▶ _DESCRIPTION OF THE TASK_: Write the data out again exactly, dropping any images it holds.

((

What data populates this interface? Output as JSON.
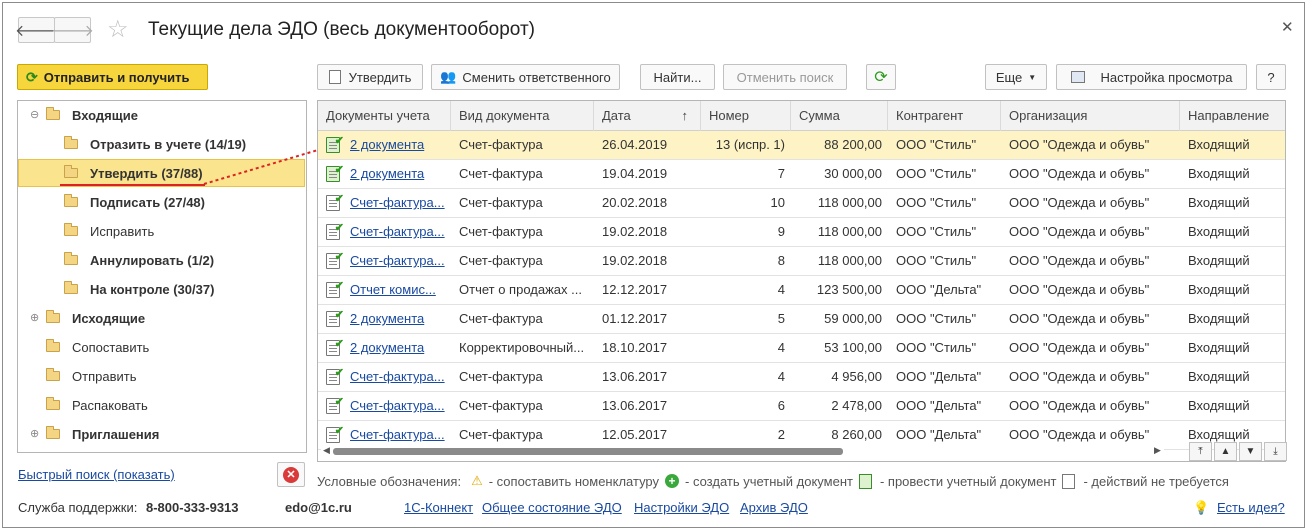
{
  "window": {
    "title": "Текущие дела ЭДО (весь документооборот)"
  },
  "left": {
    "send_receive": "Отправить и получить",
    "tree": [
      {
        "label": "Входящие",
        "bold": true,
        "level": 1,
        "expander": "⊖"
      },
      {
        "label": "Отразить в учете (14/19)",
        "bold": true,
        "level": 2
      },
      {
        "label": "Утвердить (37/88)",
        "bold": true,
        "level": 2,
        "selected": true
      },
      {
        "label": "Подписать (27/48)",
        "bold": true,
        "level": 2
      },
      {
        "label": "Исправить",
        "bold": false,
        "level": 2
      },
      {
        "label": "Аннулировать (1/2)",
        "bold": true,
        "level": 2
      },
      {
        "label": "На контроле (30/37)",
        "bold": true,
        "level": 2
      },
      {
        "label": "Исходящие",
        "bold": true,
        "level": 1,
        "expander": "⊕"
      },
      {
        "label": "Сопоставить",
        "bold": false,
        "level": 1
      },
      {
        "label": "Отправить",
        "bold": false,
        "level": 1
      },
      {
        "label": "Распаковать",
        "bold": false,
        "level": 1
      },
      {
        "label": "Приглашения",
        "bold": true,
        "level": 1,
        "expander": "⊕"
      }
    ],
    "quick_search": "Быстрый поиск (показать)"
  },
  "toolbar": {
    "approve": "Утвердить",
    "change_responsible": "Сменить ответственного",
    "find": "Найти...",
    "cancel_search": "Отменить поиск",
    "more": "Еще",
    "view_settings": "Настройка просмотра",
    "help": "?"
  },
  "table": {
    "columns": [
      "Документы учета",
      "Вид документа",
      "Дата",
      "Номер",
      "Сумма",
      "Контрагент",
      "Организация",
      "Направление"
    ],
    "sort_marker": "↑",
    "rows": [
      {
        "doc": "2 документа",
        "type": "Счет-фактура",
        "date": "26.04.2019",
        "num": "13 (испр. 1)",
        "sum": "88 200,00",
        "partner": "ООО \"Стиль\"",
        "org": "ООО \"Одежда и обувь\"",
        "dir": "Входящий",
        "icon": "green",
        "selected": true
      },
      {
        "doc": "2 документа",
        "type": "Счет-фактура",
        "date": "19.04.2019",
        "num": "7",
        "sum": "30 000,00",
        "partner": "ООО \"Стиль\"",
        "org": "ООО \"Одежда и обувь\"",
        "dir": "Входящий",
        "icon": "green"
      },
      {
        "doc": "Счет-фактура...",
        "type": "Счет-фактура",
        "date": "20.02.2018",
        "num": "10",
        "sum": "118 000,00",
        "partner": "ООО \"Стиль\"",
        "org": "ООО \"Одежда и обувь\"",
        "dir": "Входящий",
        "icon": "doc"
      },
      {
        "doc": "Счет-фактура...",
        "type": "Счет-фактура",
        "date": "19.02.2018",
        "num": "9",
        "sum": "118 000,00",
        "partner": "ООО \"Стиль\"",
        "org": "ООО \"Одежда и обувь\"",
        "dir": "Входящий",
        "icon": "doc"
      },
      {
        "doc": "Счет-фактура...",
        "type": "Счет-фактура",
        "date": "19.02.2018",
        "num": "8",
        "sum": "118 000,00",
        "partner": "ООО \"Стиль\"",
        "org": "ООО \"Одежда и обувь\"",
        "dir": "Входящий",
        "icon": "doc"
      },
      {
        "doc": "Отчет комис...",
        "type": "Отчет о продажах ...",
        "date": "12.12.2017",
        "num": "4",
        "sum": "123 500,00",
        "partner": "ООО \"Дельта\"",
        "org": "ООО \"Одежда и обувь\"",
        "dir": "Входящий",
        "icon": "doc"
      },
      {
        "doc": "2 документа",
        "type": "Счет-фактура",
        "date": "01.12.2017",
        "num": "5",
        "sum": "59 000,00",
        "partner": "ООО \"Стиль\"",
        "org": "ООО \"Одежда и обувь\"",
        "dir": "Входящий",
        "icon": "doc"
      },
      {
        "doc": "2 документа",
        "type": "Корректировочный...",
        "date": "18.10.2017",
        "num": "4",
        "sum": "53 100,00",
        "partner": "ООО \"Стиль\"",
        "org": "ООО \"Одежда и обувь\"",
        "dir": "Входящий",
        "icon": "doc"
      },
      {
        "doc": "Счет-фактура...",
        "type": "Счет-фактура",
        "date": "13.06.2017",
        "num": "4",
        "sum": "4 956,00",
        "partner": "ООО \"Дельта\"",
        "org": "ООО \"Одежда и обувь\"",
        "dir": "Входящий",
        "icon": "doc"
      },
      {
        "doc": "Счет-фактура...",
        "type": "Счет-фактура",
        "date": "13.06.2017",
        "num": "6",
        "sum": "2 478,00",
        "partner": "ООО \"Дельта\"",
        "org": "ООО \"Одежда и обувь\"",
        "dir": "Входящий",
        "icon": "doc"
      },
      {
        "doc": "Счет-фактура...",
        "type": "Счет-фактура",
        "date": "12.05.2017",
        "num": "2",
        "sum": "8 260,00",
        "partner": "ООО \"Дельта\"",
        "org": "ООО \"Одежда и обувь\"",
        "dir": "Входящий",
        "icon": "doc"
      }
    ]
  },
  "legend": {
    "title": "Условные обозначения:",
    "items": [
      {
        "icon": "warning-icon",
        "text": "- сопоставить номенклатуру"
      },
      {
        "icon": "plus-circle-icon",
        "text": "- создать учетный документ"
      },
      {
        "icon": "post-document-icon",
        "text": "- провести учетный документ"
      },
      {
        "icon": "no-action-icon",
        "text": "- действий не требуется"
      }
    ]
  },
  "footer": {
    "support_label": "Служба поддержки:",
    "phone": "8-800-333-9313",
    "email": "edo@1c.ru",
    "links": [
      "1С-Коннект",
      "Общее состояние ЭДО",
      "Настройки ЭДО",
      "Архив ЭДО"
    ],
    "ideas": "Есть идея?"
  },
  "colors": {
    "accent_yellow": "#f7d53c",
    "link": "#1a4aa0",
    "selected_row": "#fdf3c5"
  }
}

))

▶ _SOLVED PROBLEM_:
What data populates this interface? Output as JSON.
{
  "window": {
    "title": "Текущие дела ЭДО (весь документооборот)"
  },
  "left": {
    "send_receive": "Отправить и получить",
    "tree": [
      {
        "label": "Входящие",
        "bold": true,
        "level": 1,
        "expander": "⊖"
      },
      {
        "label": "Отразить в учете (14/19)",
        "bold": true,
        "level": 2
      },
      {
        "label": "Утвердить (37/88)",
        "bold": true,
        "level": 2,
        "selected": true
      },
      {
        "label": "Подписать (27/48)",
        "bold": true,
        "level": 2
      },
      {
        "label": "Исправить",
        "bold": false,
        "level": 2
      },
      {
        "label": "Аннулировать (1/2)",
        "bold": true,
        "level": 2
      },
      {
        "label": "На контроле (30/37)",
        "bold": true,
        "level": 2
      },
      {
        "label": "Исходящие",
        "bold": true,
        "level": 1,
        "expander": "⊕"
      },
      {
        "label": "Сопоставить",
        "bold": false,
        "level": 1
      },
      {
        "label": "Отправить",
        "bold": false,
        "level": 1
      },
      {
        "label": "Распаковать",
        "bold": false,
        "level": 1
      },
      {
        "label": "Приглашения",
        "bold": true,
        "level": 1,
        "expander": "⊕"
      }
    ],
    "quick_search": "Быстрый поиск (показать)"
  },
  "toolbar": {
    "approve": "Утвердить",
    "change_responsible": "Сменить ответственного",
    "find": "Найти...",
    "cancel_search": "Отменить поиск",
    "more": "Еще",
    "view_settings": "Настройка просмотра",
    "help": "?"
  },
  "table": {
    "columns": [
      "Документы учета",
      "Вид документа",
      "Дата",
      "Номер",
      "Сумма",
      "Контрагент",
      "Организация",
      "Направление"
    ],
    "sort_marker": "↑",
    "rows": [
      {
        "doc": "2 документа",
        "type": "Счет-фактура",
        "date": "26.04.2019",
        "num": "13 (испр. 1)",
        "sum": "88 200,00",
        "partner": "ООО \"Стиль\"",
        "org": "ООО \"Одежда и обувь\"",
        "dir": "Входящий",
        "icon": "green",
        "selected": true
      },
      {
        "doc": "2 документа",
        "type": "Счет-фактура",
        "date": "19.04.2019",
        "num": "7",
        "sum": "30 000,00",
        "partner": "ООО \"Стиль\"",
        "org": "ООО \"Одежда и обувь\"",
        "dir": "Входящий",
        "icon": "green"
      },
      {
        "doc": "Счет-фактура...",
        "type": "Счет-фактура",
        "date": "20.02.2018",
        "num": "10",
        "sum": "118 000,00",
        "partner": "ООО \"Стиль\"",
        "org": "ООО \"Одежда и обувь\"",
        "dir": "Входящий",
        "icon": "doc"
      },
      {
        "doc": "Счет-фактура...",
        "type": "Счет-фактура",
        "date": "19.02.2018",
        "num": "9",
        "sum": "118 000,00",
        "partner": "ООО \"Стиль\"",
        "org": "ООО \"Одежда и обувь\"",
        "dir": "Входящий",
        "icon": "doc"
      },
      {
        "doc": "Счет-фактура...",
        "type": "Счет-фактура",
        "date": "19.02.2018",
        "num": "8",
        "sum": "118 000,00",
        "partner": "ООО \"Стиль\"",
        "org": "ООО \"Одежда и обувь\"",
        "dir": "Входящий",
        "icon": "doc"
      },
      {
        "doc": "Отчет комис...",
        "type": "Отчет о продажах ...",
        "date": "12.12.2017",
        "num": "4",
        "sum": "123 500,00",
        "partner": "ООО \"Дельта\"",
        "org": "ООО \"Одежда и обувь\"",
        "dir": "Входящий",
        "icon": "doc"
      },
      {
        "doc": "2 документа",
        "type": "Счет-фактура",
        "date": "01.12.2017",
        "num": "5",
        "sum": "59 000,00",
        "partner": "ООО \"Стиль\"",
        "org": "ООО \"Одежда и обувь\"",
        "dir": "Входящий",
        "icon": "doc"
      },
      {
        "doc": "2 документа",
        "type": "Корректировочный...",
        "date": "18.10.2017",
        "num": "4",
        "sum": "53 100,00",
        "partner": "ООО \"Стиль\"",
        "org": "ООО \"Одежда и обувь\"",
        "dir": "Входящий",
        "icon": "doc"
      },
      {
        "doc": "Счет-фактура...",
        "type": "Счет-фактура",
        "date": "13.06.2017",
        "num": "4",
        "sum": "4 956,00",
        "partner": "ООО \"Дельта\"",
        "org": "ООО \"Одежда и обувь\"",
        "dir": "Входящий",
        "icon": "doc"
      },
      {
        "doc": "Счет-фактура...",
        "type": "Счет-фактура",
        "date": "13.06.2017",
        "num": "6",
        "sum": "2 478,00",
        "partner": "ООО \"Дельта\"",
        "org": "ООО \"Одежда и обувь\"",
        "dir": "Входящий",
        "icon": "doc"
      },
      {
        "doc": "Счет-фактура...",
        "type": "Счет-фактура",
        "date": "12.05.2017",
        "num": "2",
        "sum": "8 260,00",
        "partner": "ООО \"Дельта\"",
        "org": "ООО \"Одежда и обувь\"",
        "dir": "Входящий",
        "icon": "doc"
      }
    ]
  },
  "legend": {
    "title": "Условные обозначения:",
    "items": [
      {
        "icon": "warning-icon",
        "text": "- сопоставить номенклатуру"
      },
      {
        "icon": "plus-circle-icon",
        "text": "- создать учетный документ"
      },
      {
        "icon": "post-document-icon",
        "text": "- провести учетный документ"
      },
      {
        "icon": "no-action-icon",
        "text": "- действий не требуется"
      }
    ]
  },
  "footer": {
    "support_label": "Служба поддержки:",
    "phone": "8-800-333-9313",
    "email": "edo@1c.ru",
    "links": [
      "1С-Коннект",
      "Общее состояние ЭДО",
      "Настройки ЭДО",
      "Архив ЭДО"
    ],
    "ideas": "Есть идея?"
  },
  "colors": {
    "accent_yellow": "#f7d53c",
    "link": "#1a4aa0",
    "selected_row": "#fdf3c5"
  }
}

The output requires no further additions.